EXERCISE REQUIREMENTS: Output the lines that follow exactly as they are.

======== DATA PROVIDED ========

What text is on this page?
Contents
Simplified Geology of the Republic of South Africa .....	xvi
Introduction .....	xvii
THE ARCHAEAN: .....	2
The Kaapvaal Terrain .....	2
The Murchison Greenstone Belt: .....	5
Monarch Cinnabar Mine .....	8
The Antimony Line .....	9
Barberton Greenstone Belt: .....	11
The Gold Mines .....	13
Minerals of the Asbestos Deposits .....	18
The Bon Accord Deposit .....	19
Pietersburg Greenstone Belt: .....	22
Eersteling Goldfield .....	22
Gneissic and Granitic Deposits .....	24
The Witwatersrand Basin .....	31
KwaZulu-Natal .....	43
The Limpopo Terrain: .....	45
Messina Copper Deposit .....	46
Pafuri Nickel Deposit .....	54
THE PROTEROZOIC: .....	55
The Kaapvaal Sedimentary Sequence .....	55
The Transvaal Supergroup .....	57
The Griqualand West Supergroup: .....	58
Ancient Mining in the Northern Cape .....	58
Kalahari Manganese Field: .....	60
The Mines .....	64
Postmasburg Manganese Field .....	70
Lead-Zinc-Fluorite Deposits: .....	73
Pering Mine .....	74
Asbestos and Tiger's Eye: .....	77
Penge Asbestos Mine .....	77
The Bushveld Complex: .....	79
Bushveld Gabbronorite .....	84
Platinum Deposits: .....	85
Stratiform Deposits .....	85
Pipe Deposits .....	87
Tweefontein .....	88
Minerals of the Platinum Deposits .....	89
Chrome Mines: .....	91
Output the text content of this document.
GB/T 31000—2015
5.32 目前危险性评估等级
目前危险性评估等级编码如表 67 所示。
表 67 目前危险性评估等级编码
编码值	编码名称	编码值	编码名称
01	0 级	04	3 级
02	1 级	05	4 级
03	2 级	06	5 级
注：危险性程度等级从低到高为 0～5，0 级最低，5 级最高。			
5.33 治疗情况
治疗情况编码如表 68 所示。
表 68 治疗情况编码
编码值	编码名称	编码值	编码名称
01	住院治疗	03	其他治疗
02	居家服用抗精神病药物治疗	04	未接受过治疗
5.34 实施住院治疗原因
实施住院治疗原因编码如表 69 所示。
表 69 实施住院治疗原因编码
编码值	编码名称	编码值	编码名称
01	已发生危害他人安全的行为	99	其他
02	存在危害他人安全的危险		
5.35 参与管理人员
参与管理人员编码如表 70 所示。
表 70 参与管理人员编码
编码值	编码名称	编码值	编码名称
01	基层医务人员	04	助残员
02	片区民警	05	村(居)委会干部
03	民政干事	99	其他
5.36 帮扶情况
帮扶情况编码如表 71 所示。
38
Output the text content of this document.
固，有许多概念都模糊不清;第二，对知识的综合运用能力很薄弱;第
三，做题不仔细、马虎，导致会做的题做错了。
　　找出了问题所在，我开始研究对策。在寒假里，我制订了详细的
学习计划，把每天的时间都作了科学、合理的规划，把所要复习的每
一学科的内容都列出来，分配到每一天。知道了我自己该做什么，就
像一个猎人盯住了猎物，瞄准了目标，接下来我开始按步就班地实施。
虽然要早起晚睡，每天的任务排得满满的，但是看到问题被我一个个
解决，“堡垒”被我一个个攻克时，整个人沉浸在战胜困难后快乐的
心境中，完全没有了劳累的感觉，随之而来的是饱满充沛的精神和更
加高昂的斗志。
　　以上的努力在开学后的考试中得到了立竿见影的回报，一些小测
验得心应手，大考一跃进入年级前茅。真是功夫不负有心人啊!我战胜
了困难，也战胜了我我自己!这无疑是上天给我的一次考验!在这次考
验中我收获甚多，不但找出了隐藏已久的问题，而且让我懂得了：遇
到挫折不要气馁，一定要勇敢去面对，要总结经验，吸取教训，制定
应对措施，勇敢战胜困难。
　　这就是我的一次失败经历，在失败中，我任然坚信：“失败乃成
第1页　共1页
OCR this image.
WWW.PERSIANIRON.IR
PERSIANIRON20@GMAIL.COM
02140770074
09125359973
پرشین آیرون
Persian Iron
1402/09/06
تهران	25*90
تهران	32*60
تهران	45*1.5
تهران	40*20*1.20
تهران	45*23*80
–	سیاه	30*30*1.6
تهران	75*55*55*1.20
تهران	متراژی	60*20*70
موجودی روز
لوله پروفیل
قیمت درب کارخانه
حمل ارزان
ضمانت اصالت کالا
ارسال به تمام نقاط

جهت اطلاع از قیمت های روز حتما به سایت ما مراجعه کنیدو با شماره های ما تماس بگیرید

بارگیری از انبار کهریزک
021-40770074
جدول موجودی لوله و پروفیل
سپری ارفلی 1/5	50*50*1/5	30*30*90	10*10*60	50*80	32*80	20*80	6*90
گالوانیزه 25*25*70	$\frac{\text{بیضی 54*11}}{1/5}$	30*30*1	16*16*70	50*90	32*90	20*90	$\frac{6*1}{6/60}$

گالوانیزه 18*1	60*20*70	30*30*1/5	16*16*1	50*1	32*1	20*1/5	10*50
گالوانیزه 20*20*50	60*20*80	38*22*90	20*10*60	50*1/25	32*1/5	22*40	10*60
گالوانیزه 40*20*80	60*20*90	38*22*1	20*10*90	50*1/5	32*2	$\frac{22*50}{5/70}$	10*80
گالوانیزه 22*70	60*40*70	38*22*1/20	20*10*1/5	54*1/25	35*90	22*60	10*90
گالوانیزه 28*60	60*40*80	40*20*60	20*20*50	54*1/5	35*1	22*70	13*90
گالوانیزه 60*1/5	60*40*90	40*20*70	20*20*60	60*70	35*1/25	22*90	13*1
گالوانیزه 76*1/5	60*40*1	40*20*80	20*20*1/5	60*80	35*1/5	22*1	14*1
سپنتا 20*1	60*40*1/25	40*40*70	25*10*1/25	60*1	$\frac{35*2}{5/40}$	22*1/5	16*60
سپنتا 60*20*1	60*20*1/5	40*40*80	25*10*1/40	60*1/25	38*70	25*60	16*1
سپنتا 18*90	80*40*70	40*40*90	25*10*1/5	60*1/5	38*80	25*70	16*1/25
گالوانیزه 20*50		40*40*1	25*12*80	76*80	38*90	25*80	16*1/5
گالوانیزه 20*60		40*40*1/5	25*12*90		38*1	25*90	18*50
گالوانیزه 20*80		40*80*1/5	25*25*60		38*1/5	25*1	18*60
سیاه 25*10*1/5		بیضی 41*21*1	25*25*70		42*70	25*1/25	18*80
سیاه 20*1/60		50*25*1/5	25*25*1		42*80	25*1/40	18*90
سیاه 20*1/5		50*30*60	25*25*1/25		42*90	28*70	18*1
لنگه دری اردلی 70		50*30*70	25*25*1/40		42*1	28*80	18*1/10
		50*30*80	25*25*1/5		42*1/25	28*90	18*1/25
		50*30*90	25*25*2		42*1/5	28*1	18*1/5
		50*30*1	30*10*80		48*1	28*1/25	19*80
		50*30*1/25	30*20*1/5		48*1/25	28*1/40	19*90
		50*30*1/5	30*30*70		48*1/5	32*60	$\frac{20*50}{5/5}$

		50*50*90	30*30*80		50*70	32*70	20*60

========

RESPONSE FOR THIS EXERCISE:
What text is on this page?
Contents
Simplified Geology of the Republic of South Africa .....	xvi
Introduction .....	xvii
THE ARCHAEAN: .....	2
The Kaapvaal Terrain .....	2
The Murchison Greenstone Belt: .....	5
Monarch Cinnabar Mine .....	8
The Antimony Line .....	9
Barberton Greenstone Belt: .....	11
The Gold Mines .....	13
Minerals of the Asbestos Deposits .....	18
The Bon Accord Deposit .....	19
Pietersburg Greenstone Belt: .....	22
Eersteling Goldfield .....	22
Gneissic and Granitic Deposits .....	24
The Witwatersrand Basin .....	31
KwaZulu-Natal .....	43
The Limpopo Terrain: .....	45
Messina Copper Deposit .....	46
Pafuri Nickel Deposit .....	54
THE PROTEROZOIC: .....	55
The Kaapvaal Sedimentary Sequence .....	55
The Transvaal Supergroup .....	57
The Griqualand West Supergroup: .....	58
Ancient Mining in the Northern Cape .....	58
Kalahari Manganese Field: .....	60
The Mines .....	64
Postmasburg Manganese Field .....	70
Lead-Zinc-Fluorite Deposits: .....	73
Pering Mine .....	74
Asbestos and Tiger's Eye: .....	77
Penge Asbestos Mine .....	77
The Bushveld Complex: .....	79
Bushveld Gabbronorite .....	84
Platinum Deposits: .....	85
Stratiform Deposits .....	85
Pipe Deposits .....	87
Tweefontein .....	88
Minerals of the Platinum Deposits .....	89
Chrome Mines: .....	91
Output the text content of this document.
GB/T 31000—2015
5.32 目前危险性评估等级
目前危险性评估等级编码如表 67 所示。
表 67 目前危险性评估等级编码
编码值	编码名称	编码值	编码名称
01	0 级	04	3 级
02	1 级	05	4 级
03	2 级	06	5 级
注：危险性程度等级从低到高为 0～5，0 级最低，5 级最高。			
5.33 治疗情况
治疗情况编码如表 68 所示。
表 68 治疗情况编码
编码值	编码名称	编码值	编码名称
01	住院治疗	03	其他治疗
02	居家服用抗精神病药物治疗	04	未接受过治疗
5.34 实施住院治疗原因
实施住院治疗原因编码如表 69 所示。
表 69 实施住院治疗原因编码
编码值	编码名称	编码值	编码名称
01	已发生危害他人安全的行为	99	其他
02	存在危害他人安全的危险		
5.35 参与管理人员
参与管理人员编码如表 70 所示。
表 70 参与管理人员编码
编码值	编码名称	编码值	编码名称
01	基层医务人员	04	助残员
02	片区民警	05	村(居)委会干部
03	民政干事	99	其他
5.36 帮扶情况
帮扶情况编码如表 71 所示。
38
Output the text content of this document.
固，有许多概念都模糊不清;第二，对知识的综合运用能力很薄弱;第
三，做题不仔细、马虎，导致会做的题做错了。
　　找出了问题所在，我开始研究对策。在寒假里，我制订了详细的
学习计划，把每天的时间都作了科学、合理的规划，把所要复习的每
一学科的内容都列出来，分配到每一天。知道了我自己该做什么，就
像一个猎人盯住了猎物，瞄准了目标，接下来我开始按步就班地实施。
虽然要早起晚睡，每天的任务排得满满的，但是看到问题被我一个个
解决，“堡垒”被我一个个攻克时，整个人沉浸在战胜困难后快乐的
心境中，完全没有了劳累的感觉，随之而来的是饱满充沛的精神和更
加高昂的斗志。
　　以上的努力在开学后的考试中得到了立竿见影的回报，一些小测
验得心应手，大考一跃进入年级前茅。真是功夫不负有心人啊!我战胜
了困难，也战胜了我我自己!这无疑是上天给我的一次考验!在这次考
验中我收获甚多，不但找出了隐藏已久的问题，而且让我懂得了：遇
到挫折不要气馁，一定要勇敢去面对，要总结经验，吸取教训，制定
应对措施，勇敢战胜困难。
　　这就是我的一次失败经历，在失败中，我任然坚信：“失败乃成
第1页　共1页
OCR this image.
WWW.PERSIANIRON.IR
PERSIANIRON20@GMAIL.COM
02140770074
09125359973
پرشین آیرون
Persian Iron
1402/09/06
تهران	25*90
تهران	32*60
تهران	45*1.5
تهران	40*20*1.20
تهران	45*23*80
–	سیاه	30*30*1.6
تهران	75*55*55*1.20
تهران	متراژی	60*20*70
موجودی روز
لوله پروفیل
قیمت درب کارخانه
حمل ارزان
ضمانت اصالت کالا
ارسال به تمام نقاط

جهت اطلاع از قیمت های روز حتما به سایت ما مراجعه کنیدو با شماره های ما تماس بگیرید

بارگیری از انبار کهریزک
021-40770074
جدول موجودی لوله و پروفیل
سپری ارفلی 1/5	50*50*1/5	30*30*90	10*10*60	50*80	32*80	20*80	6*90
گالوانیزه 25*25*70	$\frac{\text{بیضی 54*11}}{1/5}$	30*30*1	16*16*70	50*90	32*90	20*90	$\frac{6*1}{6/60}$

گالوانیزه 18*1	60*20*70	30*30*1/5	16*16*1	50*1	32*1	20*1/5	10*50
گالوانیزه 20*20*50	60*20*80	38*22*90	20*10*60	50*1/25	32*1/5	22*40	10*60
گالوانیزه 40*20*80	60*20*90	38*22*1	20*10*90	50*1/5	32*2	$\frac{22*50}{5/70}$	10*80
گالوانیزه 22*70	60*40*70	38*22*1/20	20*10*1/5	54*1/25	35*90	22*60	10*90
گالوانیزه 28*60	60*40*80	40*20*60	20*20*50	54*1/5	35*1	22*70	13*90
گالوانیزه 60*1/5	60*40*90	40*20*70	20*20*60	60*70	35*1/25	22*90	13*1
گالوانیزه 76*1/5	60*40*1	40*20*80	20*20*1/5	60*80	35*1/5	22*1	14*1
سپنتا 20*1	60*40*1/25	40*40*70	25*10*1/25	60*1	$\frac{35*2}{5/40}$	22*1/5	16*60
سپنتا 60*20*1	60*20*1/5	40*40*80	25*10*1/40	60*1/25	38*70	25*60	16*1
سپنتا 18*90	80*40*70	40*40*90	25*10*1/5	60*1/5	38*80	25*70	16*1/25
گالوانیزه 20*50		40*40*1	25*12*80	76*80	38*90	25*80	16*1/5
گالوانیزه 20*60		40*40*1/5	25*12*90		38*1	25*90	18*50
گالوانیزه 20*80		40*80*1/5	25*25*60		38*1/5	25*1	18*60
سیاه 25*10*1/5		بیضی 41*21*1	25*25*70		42*70	25*1/25	18*80
سیاه 20*1/60		50*25*1/5	25*25*1		42*80	25*1/40	18*90
سیاه 20*1/5		50*30*60	25*25*1/25		42*90	28*70	18*1
لنگه دری اردلی 70		50*30*70	25*25*1/40		42*1	28*80	18*1/10
		50*30*80	25*25*1/5		42*1/25	28*90	18*1/25
		50*30*90	25*25*2		42*1/5	28*1	18*1/5
		50*30*1	30*10*80		48*1	28*1/25	19*80
		50*30*1/25	30*20*1/5		48*1/25	28*1/40	19*90
		50*30*1/5	30*30*70		48*1/5	32*60	$\frac{20*50}{5/5}$

		50*50*90	30*30*80		50*70	32*70	20*60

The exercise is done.